#### Work to be completed
Emit the data below verbatim, stripping out any pictures.

[Dataset items]
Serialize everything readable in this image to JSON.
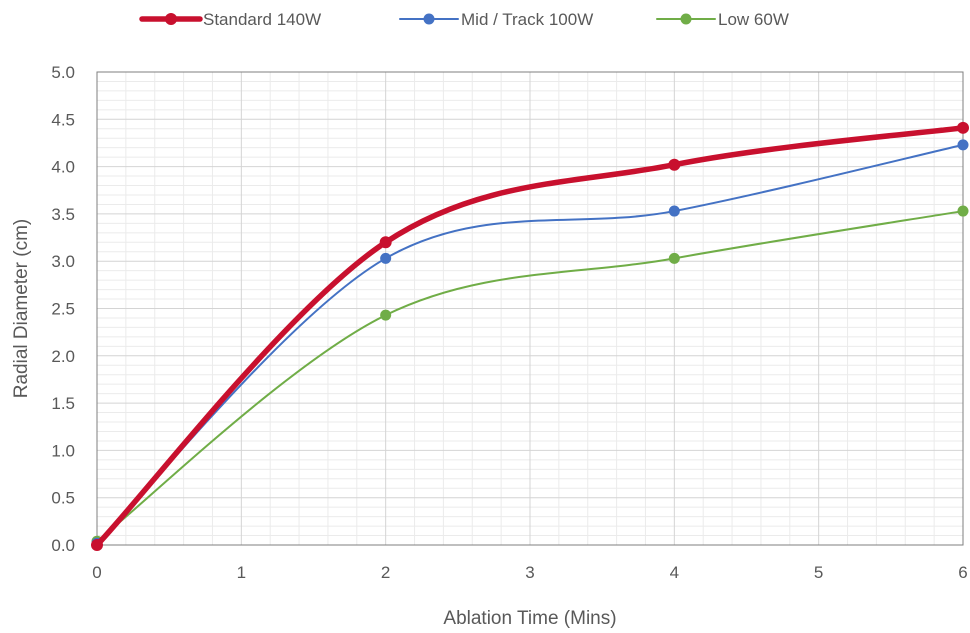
{
  "chart_data": {
    "type": "line",
    "title": "",
    "xlabel": "Ablation Time (Mins)",
    "ylabel": "Radial Diameter (cm)",
    "xlim": [
      0,
      6
    ],
    "ylim": [
      0,
      5
    ],
    "x_ticks": [
      0,
      1,
      2,
      3,
      4,
      5,
      6
    ],
    "y_ticks": [
      "0.0",
      "0.5",
      "1.0",
      "1.5",
      "2.0",
      "2.5",
      "3.0",
      "3.5",
      "4.0",
      "4.5",
      "5.0"
    ],
    "grid": true,
    "minor_grid": true,
    "smooth_lines": true,
    "legend_position": "top",
    "series": [
      {
        "name": "Standard 140W",
        "color": "#c8102e",
        "x": [
          0,
          2,
          4,
          6
        ],
        "y": [
          0.0,
          3.2,
          4.02,
          4.41
        ]
      },
      {
        "name": "Mid / Track 100W",
        "color": "#4472c4",
        "x": [
          0,
          2,
          4,
          6
        ],
        "y": [
          0.02,
          3.03,
          3.53,
          4.23
        ]
      },
      {
        "name": "Low 60W",
        "color": "#70ad47",
        "x": [
          0,
          2,
          4,
          6
        ],
        "y": [
          0.04,
          2.43,
          3.03,
          3.53
        ]
      }
    ]
  }
}
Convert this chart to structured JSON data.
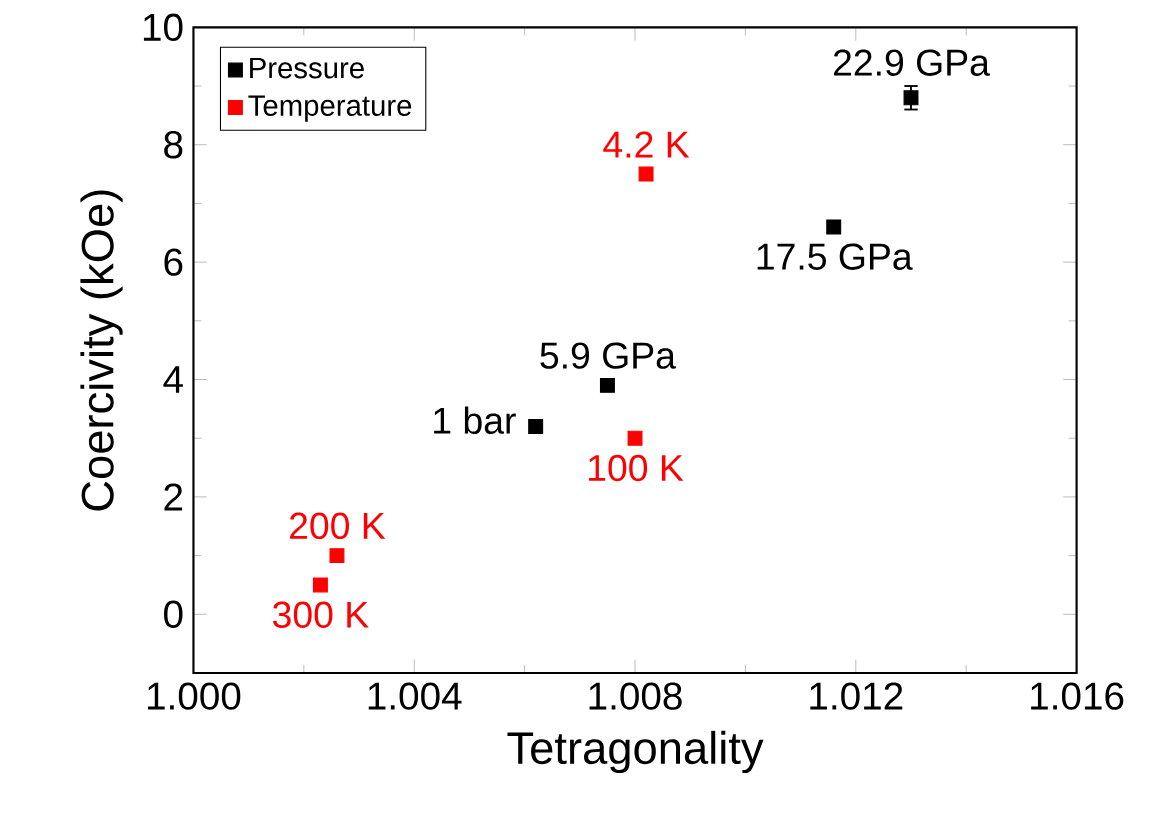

#### Expected answer
Serialize everything readable in this image to JSON.
{
  "chart_data": {
    "type": "line",
    "title": "",
    "xlabel": "Ablation Time (Mins)",
    "ylabel": "Radial Diameter (cm)",
    "xlim": [
      0,
      6
    ],
    "ylim": [
      0,
      5
    ],
    "x_ticks": [
      0,
      1,
      2,
      3,
      4,
      5,
      6
    ],
    "y_ticks": [
      "0.0",
      "0.5",
      "1.0",
      "1.5",
      "2.0",
      "2.5",
      "3.0",
      "3.5",
      "4.0",
      "4.5",
      "5.0"
    ],
    "grid": true,
    "minor_grid": true,
    "smooth_lines": true,
    "legend_position": "top",
    "series": [
      {
        "name": "Standard 140W",
        "color": "#c8102e",
        "x": [
          0,
          2,
          4,
          6
        ],
        "y": [
          0.0,
          3.2,
          4.02,
          4.41
        ]
      },
      {
        "name": "Mid / Track 100W",
        "color": "#4472c4",
        "x": [
          0,
          2,
          4,
          6
        ],
        "y": [
          0.02,
          3.03,
          3.53,
          4.23
        ]
      },
      {
        "name": "Low 60W",
        "color": "#70ad47",
        "x": [
          0,
          2,
          4,
          6
        ],
        "y": [
          0.04,
          2.43,
          3.03,
          3.53
        ]
      }
    ]
  }
}
Convert this chart to structured JSON data.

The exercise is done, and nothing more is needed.